# [Records provided]
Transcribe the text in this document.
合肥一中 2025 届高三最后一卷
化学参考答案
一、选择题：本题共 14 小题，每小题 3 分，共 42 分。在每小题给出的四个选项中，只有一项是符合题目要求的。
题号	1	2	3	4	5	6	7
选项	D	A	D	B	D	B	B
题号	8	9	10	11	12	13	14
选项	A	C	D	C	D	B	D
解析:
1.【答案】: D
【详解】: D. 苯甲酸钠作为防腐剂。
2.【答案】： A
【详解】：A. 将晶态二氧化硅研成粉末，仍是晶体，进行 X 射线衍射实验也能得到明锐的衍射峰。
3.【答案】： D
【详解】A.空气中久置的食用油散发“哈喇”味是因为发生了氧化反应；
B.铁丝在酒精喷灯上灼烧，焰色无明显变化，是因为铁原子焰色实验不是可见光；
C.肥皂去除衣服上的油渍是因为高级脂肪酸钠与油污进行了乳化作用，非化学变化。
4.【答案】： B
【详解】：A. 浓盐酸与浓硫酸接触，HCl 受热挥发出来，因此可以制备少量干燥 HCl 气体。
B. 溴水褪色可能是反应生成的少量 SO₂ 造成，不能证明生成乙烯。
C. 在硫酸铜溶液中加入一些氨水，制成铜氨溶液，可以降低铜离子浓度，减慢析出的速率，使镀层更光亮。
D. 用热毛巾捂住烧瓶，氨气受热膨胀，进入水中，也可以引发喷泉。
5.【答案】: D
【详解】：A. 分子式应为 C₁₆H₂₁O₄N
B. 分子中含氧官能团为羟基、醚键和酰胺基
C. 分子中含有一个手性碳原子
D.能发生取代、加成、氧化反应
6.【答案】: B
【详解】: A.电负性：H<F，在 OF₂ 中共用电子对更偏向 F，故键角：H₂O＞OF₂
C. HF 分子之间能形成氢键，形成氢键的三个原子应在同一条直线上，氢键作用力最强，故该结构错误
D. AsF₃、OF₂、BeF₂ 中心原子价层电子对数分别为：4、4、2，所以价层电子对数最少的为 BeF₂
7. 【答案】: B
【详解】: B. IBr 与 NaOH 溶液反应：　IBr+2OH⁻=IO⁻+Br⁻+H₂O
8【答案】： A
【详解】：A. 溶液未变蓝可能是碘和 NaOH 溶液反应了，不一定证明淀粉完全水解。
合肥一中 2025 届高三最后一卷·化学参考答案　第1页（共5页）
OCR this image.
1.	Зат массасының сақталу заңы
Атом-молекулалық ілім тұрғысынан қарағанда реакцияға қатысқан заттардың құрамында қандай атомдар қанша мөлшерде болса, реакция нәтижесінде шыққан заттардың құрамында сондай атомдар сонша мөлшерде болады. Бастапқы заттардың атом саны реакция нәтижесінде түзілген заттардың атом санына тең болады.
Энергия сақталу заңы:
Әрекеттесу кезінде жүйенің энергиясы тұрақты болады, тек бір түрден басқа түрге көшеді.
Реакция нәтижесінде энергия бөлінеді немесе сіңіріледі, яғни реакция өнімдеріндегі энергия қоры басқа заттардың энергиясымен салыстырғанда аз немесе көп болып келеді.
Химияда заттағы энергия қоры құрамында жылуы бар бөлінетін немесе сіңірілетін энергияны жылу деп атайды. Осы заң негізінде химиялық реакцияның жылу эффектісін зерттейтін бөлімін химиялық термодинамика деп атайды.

# [Work to do]
Repeat the material above exactly.

# [Output of the exercise]
Transcribe the text in this document.
合肥一中 2025 届高三最后一卷
化学参考答案
一、选择题：本题共 14 小题，每小题 3 分，共 42 分。在每小题给出的四个选项中，只有一项是符合题目要求的。
题号	1	2	3	4	5	6	7
选项	D	A	D	B	D	B	B
题号	8	9	10	11	12	13	14
选项	A	C	D	C	D	B	D
解析:
1.【答案】: D
【详解】: D. 苯甲酸钠作为防腐剂。
2.【答案】： A
【详解】：A. 将晶态二氧化硅研成粉末，仍是晶体，进行 X 射线衍射实验也能得到明锐的衍射峰。
3.【答案】： D
【详解】A.空气中久置的食用油散发“哈喇”味是因为发生了氧化反应；
B.铁丝在酒精喷灯上灼烧，焰色无明显变化，是因为铁原子焰色实验不是可见光；
C.肥皂去除衣服上的油渍是因为高级脂肪酸钠与油污进行了乳化作用，非化学变化。
4.【答案】： B
【详解】：A. 浓盐酸与浓硫酸接触，HCl 受热挥发出来，因此可以制备少量干燥 HCl 气体。
B. 溴水褪色可能是反应生成的少量 SO₂ 造成，不能证明生成乙烯。
C. 在硫酸铜溶液中加入一些氨水，制成铜氨溶液，可以降低铜离子浓度，减慢析出的速率，使镀层更光亮。
D. 用热毛巾捂住烧瓶，氨气受热膨胀，进入水中，也可以引发喷泉。
5.【答案】: D
【详解】：A. 分子式应为 C₁₆H₂₁O₄N
B. 分子中含氧官能团为羟基、醚键和酰胺基
C. 分子中含有一个手性碳原子
D.能发生取代、加成、氧化反应
6.【答案】: B
【详解】: A.电负性：H<F，在 OF₂ 中共用电子对更偏向 F，故键角：H₂O＞OF₂
C. HF 分子之间能形成氢键，形成氢键的三个原子应在同一条直线上，氢键作用力最强，故该结构错误
D. AsF₃、OF₂、BeF₂ 中心原子价层电子对数分别为：4、4、2，所以价层电子对数最少的为 BeF₂
7. 【答案】: B
【详解】: B. IBr 与 NaOH 溶液反应：　IBr+2OH⁻=IO⁻+Br⁻+H₂O
8【答案】： A
【详解】：A. 溶液未变蓝可能是碘和 NaOH 溶液反应了，不一定证明淀粉完全水解。
合肥一中 2025 届高三最后一卷·化学参考答案　第1页（共5页）
OCR this image.
1.	Зат массасының сақталу заңы
Атом-молекулалық ілім тұрғысынан қарағанда реакцияға қатысқан заттардың құрамында қандай атомдар қанша мөлшерде болса, реакция нәтижесінде шыққан заттардың құрамында сондай атомдар сонша мөлшерде болады. Бастапқы заттардың атом саны реакция нәтижесінде түзілген заттардың атом санына тең болады.
Энергия сақталу заңы:
Әрекеттесу кезінде жүйенің энергиясы тұрақты болады, тек бір түрден басқа түрге көшеді.
Реакция нәтижесінде энергия бөлінеді немесе сіңіріледі, яғни реакция өнімдеріндегі энергия қоры басқа заттардың энергиясымен салыстырғанда аз немесе көп болып келеді.
Химияда заттағы энергия қоры құрамында жылуы бар бөлінетін немесе сіңірілетін энергияны жылу деп атайды. Осы заң негізінде химиялық реакцияның жылу эффектісін зерттейтін бөлімін химиялық термодинамика деп атайды.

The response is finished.